┏━━

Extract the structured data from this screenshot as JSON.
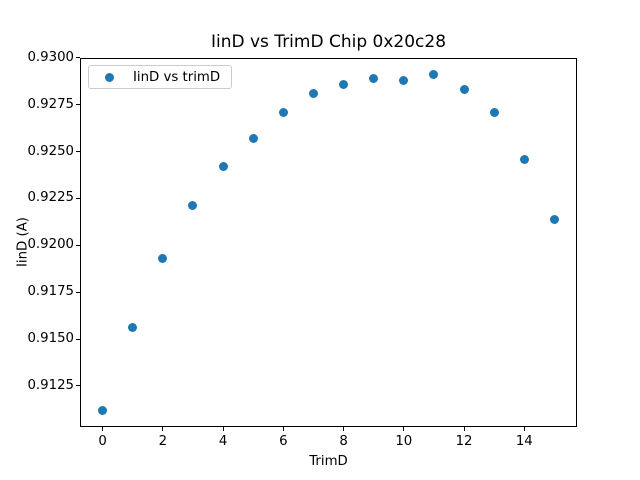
{
  "figure": {
    "background": "#ffffff",
    "text_color": "#000000",
    "spine_color": "#000000"
  },
  "chart_data": {
    "type": "scatter",
    "title": "IinD vs TrimD Chip 0x20c28",
    "xlabel": "TrimD",
    "ylabel": "IinD (A)",
    "legend": {
      "label": "IinD vs trimD",
      "position": "upper left"
    },
    "marker_color": "#1f77b4",
    "grid": false,
    "x": [
      0,
      1,
      2,
      3,
      4,
      5,
      6,
      7,
      8,
      9,
      10,
      11,
      12,
      13,
      14,
      15
    ],
    "y": [
      0.9112,
      0.9156,
      0.9193,
      0.9221,
      0.9242,
      0.9257,
      0.9271,
      0.9281,
      0.9286,
      0.9289,
      0.9288,
      0.9291,
      0.9283,
      0.9271,
      0.9246,
      0.9214
    ],
    "xlim": [
      -0.75,
      15.75
    ],
    "ylim": [
      0.910305,
      0.929995
    ],
    "x_ticks": [
      0,
      2,
      4,
      6,
      8,
      10,
      12,
      14
    ],
    "y_tick_labels": [
      "0.9300",
      "0.9275",
      "0.9250",
      "0.9225",
      "0.9200",
      "0.9175",
      "0.9150",
      "0.9125"
    ]
  }
}
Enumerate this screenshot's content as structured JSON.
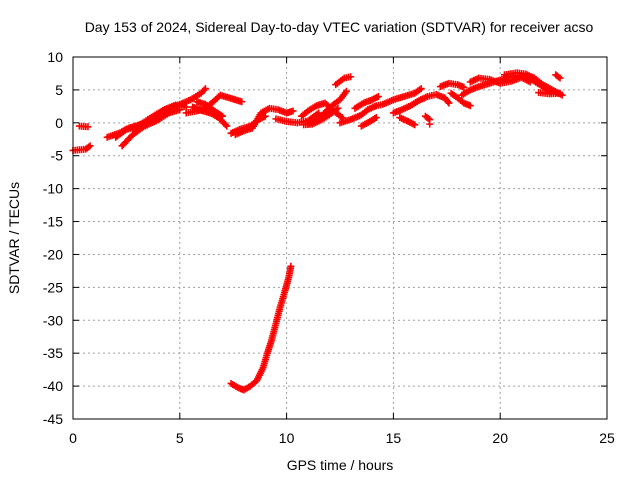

┗━━

THE PROBLEM
State, as a number only, how many lines in the entries include "this".

SOLUTION
2